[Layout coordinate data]
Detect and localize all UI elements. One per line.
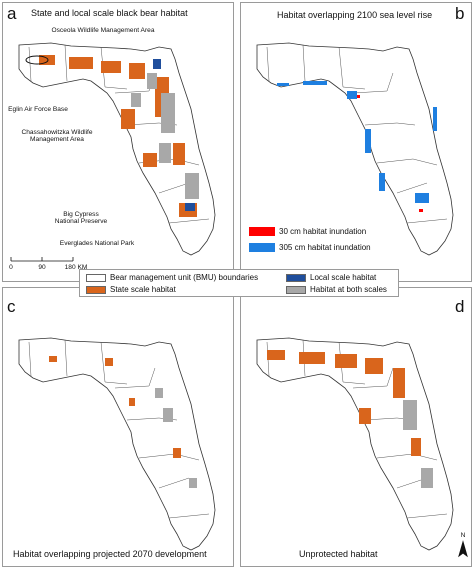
annotation-bigcypress: Big Cypress National Preserve <box>54 211 108 226</box>
panel-b: b Habitat overlapping 2100 sea level ris… <box>240 2 472 282</box>
panel-d-title: Unprotected habitat <box>299 549 378 559</box>
slr-305-patches <box>277 81 437 203</box>
legend-label-30cm: 30 cm habitat inundation <box>279 227 367 236</box>
panel-b-label: b <box>455 4 465 23</box>
scale-tick-90: 90 <box>38 264 46 271</box>
legend-label-both: Habitat at both scales <box>310 285 387 294</box>
legend-label-state: State scale habitat <box>110 285 176 294</box>
north-label: N <box>460 532 466 539</box>
panel-a-label: a <box>7 4 17 23</box>
legend-swatch-local <box>286 274 306 282</box>
slr-30-patches <box>357 95 423 212</box>
development-overlap-patches <box>49 356 197 488</box>
local-habitat-patches <box>25 55 195 211</box>
legend-label-305cm: 305 cm habitat inundation <box>279 243 371 252</box>
legend-swatch-both <box>286 286 306 294</box>
shared-legend: Bear management unit (BMU) boundaries Lo… <box>79 269 399 297</box>
legend-swatch-305cm <box>249 243 275 252</box>
panel-b-title: Habitat overlapping 2100 sea level rise <box>277 10 433 20</box>
legend-swatch-state <box>86 286 106 294</box>
north-arrow <box>458 540 468 558</box>
unprotected-patches <box>267 350 433 488</box>
map-b <box>256 42 454 256</box>
map-a <box>10 42 216 262</box>
map-c <box>18 337 216 551</box>
legend-label-bmu: Bear management unit (BMU) boundaries <box>110 273 259 282</box>
panel-c: c Habitat overlapping projected 2070 dev… <box>2 287 234 567</box>
scale-bar <box>10 257 74 262</box>
annotation-chassa: Chassahowitzka Wildlife Management Area <box>21 129 93 144</box>
panel-d-label: d <box>455 297 465 316</box>
legend-label-local: Local scale habitat <box>310 273 377 282</box>
legend-swatch-30cm <box>249 227 275 236</box>
legend-swatch-bmu <box>86 274 106 282</box>
annotation-osceola: Osceola Wildlife Management Area <box>51 27 155 34</box>
annotation-eglin: Eglin Air Force Base <box>8 106 68 113</box>
panel-c-label: c <box>7 297 16 316</box>
map-d <box>256 337 468 558</box>
panel-d: d Unprotected habitat N <box>240 287 472 567</box>
scale-tick-180: 180 KM <box>64 264 88 271</box>
panel-a-title: State and local scale black bear habitat <box>31 8 188 18</box>
both-habitat-patches <box>131 73 199 199</box>
scale-tick-0: 0 <box>9 264 13 271</box>
panel-a: a State and local scale black bear habit… <box>2 2 234 282</box>
annotation-everglades: Everglades National Park <box>59 240 135 247</box>
panel-c-title: Habitat overlapping projected 2070 devel… <box>13 549 207 559</box>
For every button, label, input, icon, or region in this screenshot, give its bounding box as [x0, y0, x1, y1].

→ **Problem description**
Print every item above again verbatim, line for line, leaving out the pictures.

→ **Response to this exercise**
Detect and localize all UI elements. One per line.
annotation-bigcypress: Big Cypress National Preserve <box>54 211 108 226</box>
panel-b: b Habitat overlapping 2100 sea level ris… <box>240 2 472 282</box>
panel-d-title: Unprotected habitat <box>299 549 378 559</box>
slr-305-patches <box>277 81 437 203</box>
legend-label-30cm: 30 cm habitat inundation <box>279 227 367 236</box>
panel-b-label: b <box>455 4 465 23</box>
scale-tick-90: 90 <box>38 264 46 271</box>
legend-label-both: Habitat at both scales <box>310 285 387 294</box>
legend-label-state: State scale habitat <box>110 285 176 294</box>
north-label: N <box>460 532 466 539</box>
panel-a-label: a <box>7 4 17 23</box>
legend-swatch-local <box>286 274 306 282</box>
slr-30-patches <box>357 95 423 212</box>
development-overlap-patches <box>49 356 197 488</box>
local-habitat-patches <box>25 55 195 211</box>
legend-label-305cm: 305 cm habitat inundation <box>279 243 371 252</box>
legend-swatch-both <box>286 286 306 294</box>
shared-legend: Bear management unit (BMU) boundaries Lo… <box>79 269 399 297</box>
legend-swatch-305cm <box>249 243 275 252</box>
panel-b-title: Habitat overlapping 2100 sea level rise <box>277 10 433 20</box>
legend-swatch-state <box>86 286 106 294</box>
north-arrow <box>458 540 468 558</box>
unprotected-patches <box>267 350 433 488</box>
map-b <box>256 42 454 256</box>
map-a <box>10 42 216 262</box>
map-c <box>18 337 216 551</box>
legend-label-bmu: Bear management unit (BMU) boundaries <box>110 273 259 282</box>
panel-c: c Habitat overlapping projected 2070 dev… <box>2 287 234 567</box>
scale-bar <box>10 257 74 262</box>
annotation-chassa: Chassahowitzka Wildlife Management Area <box>21 129 93 144</box>
panel-d-label: d <box>455 297 465 316</box>
legend-label-local: Local scale habitat <box>310 273 377 282</box>
legend-swatch-30cm <box>249 227 275 236</box>
legend-swatch-bmu <box>86 274 106 282</box>
annotation-osceola: Osceola Wildlife Management Area <box>51 27 155 34</box>
annotation-eglin: Eglin Air Force Base <box>8 106 68 113</box>
panel-c-label: c <box>7 297 16 316</box>
map-d <box>256 337 468 558</box>
panel-d: d Unprotected habitat N <box>240 287 472 567</box>
scale-tick-180: 180 KM <box>64 264 88 271</box>
panel-a-title: State and local scale black bear habitat <box>31 8 188 18</box>
both-habitat-patches <box>131 73 199 199</box>
scale-tick-0: 0 <box>9 264 13 271</box>
panel-a: a State and local scale black bear habit… <box>2 2 234 282</box>
annotation-everglades: Everglades National Park <box>59 240 135 247</box>
panel-c-title: Habitat overlapping projected 2070 devel… <box>13 549 207 559</box>
For every button, label, input, icon, or region in this screenshot, give its bounding box as [x0, y0, x1, y1].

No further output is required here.